Task to carry out. Copy every record below exactly as written, but leave out the pictures.

+ + + + +

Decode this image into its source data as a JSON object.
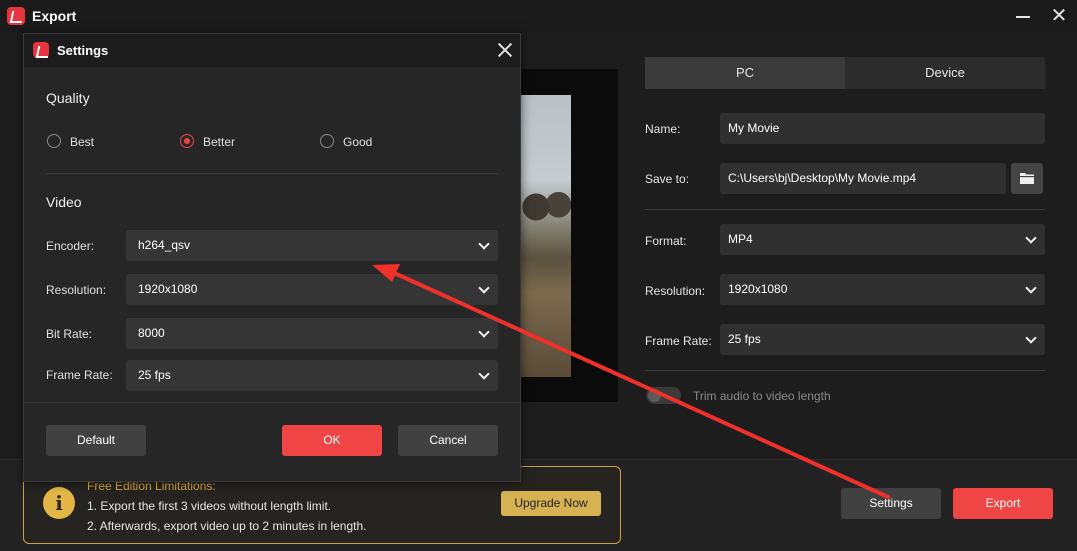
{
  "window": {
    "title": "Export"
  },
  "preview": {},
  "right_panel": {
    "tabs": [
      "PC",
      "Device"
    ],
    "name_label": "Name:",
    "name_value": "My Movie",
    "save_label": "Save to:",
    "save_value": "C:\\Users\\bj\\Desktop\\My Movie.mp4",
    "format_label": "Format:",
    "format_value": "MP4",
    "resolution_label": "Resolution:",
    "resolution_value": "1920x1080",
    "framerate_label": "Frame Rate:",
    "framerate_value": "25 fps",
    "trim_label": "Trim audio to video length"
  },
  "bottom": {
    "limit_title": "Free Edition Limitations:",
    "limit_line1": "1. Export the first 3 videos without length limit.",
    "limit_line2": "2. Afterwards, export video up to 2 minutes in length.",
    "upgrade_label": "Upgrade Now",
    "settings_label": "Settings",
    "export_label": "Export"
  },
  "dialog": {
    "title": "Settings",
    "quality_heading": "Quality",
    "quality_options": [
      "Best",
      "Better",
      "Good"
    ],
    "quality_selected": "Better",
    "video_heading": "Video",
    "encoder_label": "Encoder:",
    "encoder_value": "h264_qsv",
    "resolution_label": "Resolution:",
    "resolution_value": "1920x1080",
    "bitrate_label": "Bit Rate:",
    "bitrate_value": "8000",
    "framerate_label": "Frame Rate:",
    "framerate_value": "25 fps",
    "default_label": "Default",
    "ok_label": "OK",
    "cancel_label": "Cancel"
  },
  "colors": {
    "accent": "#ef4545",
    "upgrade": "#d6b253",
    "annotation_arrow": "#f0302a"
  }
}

+ + + + +

Worked solution.
Decode this image into its source data as a JSON object.
{
  "window": {
    "title": "Export"
  },
  "preview": {},
  "right_panel": {
    "tabs": [
      "PC",
      "Device"
    ],
    "name_label": "Name:",
    "name_value": "My Movie",
    "save_label": "Save to:",
    "save_value": "C:\\Users\\bj\\Desktop\\My Movie.mp4",
    "format_label": "Format:",
    "format_value": "MP4",
    "resolution_label": "Resolution:",
    "resolution_value": "1920x1080",
    "framerate_label": "Frame Rate:",
    "framerate_value": "25 fps",
    "trim_label": "Trim audio to video length"
  },
  "bottom": {
    "limit_title": "Free Edition Limitations:",
    "limit_line1": "1. Export the first 3 videos without length limit.",
    "limit_line2": "2. Afterwards, export video up to 2 minutes in length.",
    "upgrade_label": "Upgrade Now",
    "settings_label": "Settings",
    "export_label": "Export"
  },
  "dialog": {
    "title": "Settings",
    "quality_heading": "Quality",
    "quality_options": [
      "Best",
      "Better",
      "Good"
    ],
    "quality_selected": "Better",
    "video_heading": "Video",
    "encoder_label": "Encoder:",
    "encoder_value": "h264_qsv",
    "resolution_label": "Resolution:",
    "resolution_value": "1920x1080",
    "bitrate_label": "Bit Rate:",
    "bitrate_value": "8000",
    "framerate_label": "Frame Rate:",
    "framerate_value": "25 fps",
    "default_label": "Default",
    "ok_label": "OK",
    "cancel_label": "Cancel"
  },
  "colors": {
    "accent": "#ef4545",
    "upgrade": "#d6b253",
    "annotation_arrow": "#f0302a"
  }
}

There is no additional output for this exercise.